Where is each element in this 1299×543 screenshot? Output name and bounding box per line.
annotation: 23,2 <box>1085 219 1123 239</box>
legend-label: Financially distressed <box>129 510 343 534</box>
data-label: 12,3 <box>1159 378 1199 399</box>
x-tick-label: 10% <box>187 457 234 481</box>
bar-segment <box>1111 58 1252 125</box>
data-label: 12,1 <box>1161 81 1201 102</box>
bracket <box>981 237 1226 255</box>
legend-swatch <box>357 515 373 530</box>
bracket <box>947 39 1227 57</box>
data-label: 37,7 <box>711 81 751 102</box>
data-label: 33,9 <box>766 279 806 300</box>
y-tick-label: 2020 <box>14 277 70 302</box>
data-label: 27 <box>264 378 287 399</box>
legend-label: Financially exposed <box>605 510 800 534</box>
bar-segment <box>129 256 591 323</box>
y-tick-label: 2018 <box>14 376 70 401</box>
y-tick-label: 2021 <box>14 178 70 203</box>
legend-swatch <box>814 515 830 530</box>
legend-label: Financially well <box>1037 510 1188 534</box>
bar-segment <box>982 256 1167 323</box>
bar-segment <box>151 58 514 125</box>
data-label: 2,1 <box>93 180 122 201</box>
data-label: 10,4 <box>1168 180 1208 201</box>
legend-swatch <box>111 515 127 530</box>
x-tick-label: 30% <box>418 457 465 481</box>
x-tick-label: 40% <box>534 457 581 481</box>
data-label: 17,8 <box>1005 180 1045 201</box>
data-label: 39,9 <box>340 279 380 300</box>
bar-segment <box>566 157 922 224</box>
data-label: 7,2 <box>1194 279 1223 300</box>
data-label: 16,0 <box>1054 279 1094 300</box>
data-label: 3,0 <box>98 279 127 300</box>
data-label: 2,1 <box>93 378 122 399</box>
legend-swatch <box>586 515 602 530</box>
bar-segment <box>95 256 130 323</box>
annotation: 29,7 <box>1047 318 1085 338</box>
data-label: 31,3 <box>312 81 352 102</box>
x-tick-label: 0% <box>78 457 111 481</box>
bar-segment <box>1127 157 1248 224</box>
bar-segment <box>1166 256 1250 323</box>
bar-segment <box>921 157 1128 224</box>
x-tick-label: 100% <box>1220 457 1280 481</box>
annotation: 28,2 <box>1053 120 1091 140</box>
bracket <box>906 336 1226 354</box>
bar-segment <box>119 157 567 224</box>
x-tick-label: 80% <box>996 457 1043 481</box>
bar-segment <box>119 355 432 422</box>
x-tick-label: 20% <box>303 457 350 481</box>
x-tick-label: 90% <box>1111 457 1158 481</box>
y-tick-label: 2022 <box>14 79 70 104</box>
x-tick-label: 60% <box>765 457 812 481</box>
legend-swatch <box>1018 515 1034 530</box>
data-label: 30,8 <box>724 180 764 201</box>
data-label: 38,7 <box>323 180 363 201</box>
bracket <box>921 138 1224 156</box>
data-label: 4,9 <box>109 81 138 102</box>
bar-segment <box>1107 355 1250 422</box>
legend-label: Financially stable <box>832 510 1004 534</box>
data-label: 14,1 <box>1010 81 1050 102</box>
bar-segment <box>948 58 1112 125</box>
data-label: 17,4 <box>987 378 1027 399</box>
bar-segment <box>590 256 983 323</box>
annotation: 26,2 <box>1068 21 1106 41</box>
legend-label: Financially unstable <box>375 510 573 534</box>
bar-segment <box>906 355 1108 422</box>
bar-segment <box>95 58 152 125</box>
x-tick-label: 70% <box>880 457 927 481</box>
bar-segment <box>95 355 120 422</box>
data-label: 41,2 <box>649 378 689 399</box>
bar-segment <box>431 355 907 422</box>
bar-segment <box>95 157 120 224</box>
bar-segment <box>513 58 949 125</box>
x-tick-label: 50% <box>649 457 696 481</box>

####################

## Work instructions
Copy out every one of the records above line for line, changing nothing.

## Response to this task
Where is each element in this 1299×543 screenshot? Output name and bounding box per line.
annotation: 23,2 <box>1085 219 1123 239</box>
legend-label: Financially distressed <box>129 510 343 534</box>
data-label: 12,3 <box>1159 378 1199 399</box>
x-tick-label: 10% <box>187 457 234 481</box>
bar-segment <box>1111 58 1252 125</box>
data-label: 12,1 <box>1161 81 1201 102</box>
bracket <box>981 237 1226 255</box>
legend-swatch <box>357 515 373 530</box>
bracket <box>947 39 1227 57</box>
data-label: 37,7 <box>711 81 751 102</box>
data-label: 33,9 <box>766 279 806 300</box>
y-tick-label: 2020 <box>14 277 70 302</box>
data-label: 27 <box>264 378 287 399</box>
legend-label: Financially exposed <box>605 510 800 534</box>
bar-segment <box>129 256 591 323</box>
y-tick-label: 2018 <box>14 376 70 401</box>
y-tick-label: 2021 <box>14 178 70 203</box>
legend-swatch <box>814 515 830 530</box>
legend-label: Financially well <box>1037 510 1188 534</box>
bar-segment <box>982 256 1167 323</box>
bar-segment <box>151 58 514 125</box>
data-label: 2,1 <box>93 180 122 201</box>
data-label: 10,4 <box>1168 180 1208 201</box>
legend-swatch <box>111 515 127 530</box>
x-tick-label: 30% <box>418 457 465 481</box>
x-tick-label: 40% <box>534 457 581 481</box>
data-label: 17,8 <box>1005 180 1045 201</box>
data-label: 39,9 <box>340 279 380 300</box>
bar-segment <box>566 157 922 224</box>
data-label: 7,2 <box>1194 279 1223 300</box>
data-label: 16,0 <box>1054 279 1094 300</box>
data-label: 3,0 <box>98 279 127 300</box>
data-label: 2,1 <box>93 378 122 399</box>
legend-swatch <box>586 515 602 530</box>
bar-segment <box>95 256 130 323</box>
annotation: 29,7 <box>1047 318 1085 338</box>
data-label: 31,3 <box>312 81 352 102</box>
x-tick-label: 0% <box>78 457 111 481</box>
bar-segment <box>1127 157 1248 224</box>
bar-segment <box>1166 256 1250 323</box>
bar-segment <box>921 157 1128 224</box>
x-tick-label: 100% <box>1220 457 1280 481</box>
annotation: 28,2 <box>1053 120 1091 140</box>
bracket <box>906 336 1226 354</box>
bar-segment <box>119 157 567 224</box>
x-tick-label: 80% <box>996 457 1043 481</box>
bar-segment <box>119 355 432 422</box>
x-tick-label: 20% <box>303 457 350 481</box>
x-tick-label: 90% <box>1111 457 1158 481</box>
y-tick-label: 2022 <box>14 79 70 104</box>
x-tick-label: 60% <box>765 457 812 481</box>
legend-swatch <box>1018 515 1034 530</box>
data-label: 30,8 <box>724 180 764 201</box>
data-label: 38,7 <box>323 180 363 201</box>
bracket <box>921 138 1224 156</box>
data-label: 4,9 <box>109 81 138 102</box>
bar-segment <box>1107 355 1250 422</box>
legend-label: Financially stable <box>832 510 1004 534</box>
data-label: 14,1 <box>1010 81 1050 102</box>
bar-segment <box>948 58 1112 125</box>
data-label: 17,4 <box>987 378 1027 399</box>
bar-segment <box>590 256 983 323</box>
annotation: 26,2 <box>1068 21 1106 41</box>
legend-label: Financially unstable <box>375 510 573 534</box>
bar-segment <box>906 355 1108 422</box>
bar-segment <box>95 58 152 125</box>
x-tick-label: 70% <box>880 457 927 481</box>
bar-segment <box>95 355 120 422</box>
data-label: 41,2 <box>649 378 689 399</box>
bar-segment <box>431 355 907 422</box>
bar-segment <box>95 157 120 224</box>
bar-segment <box>513 58 949 125</box>
x-tick-label: 50% <box>649 457 696 481</box>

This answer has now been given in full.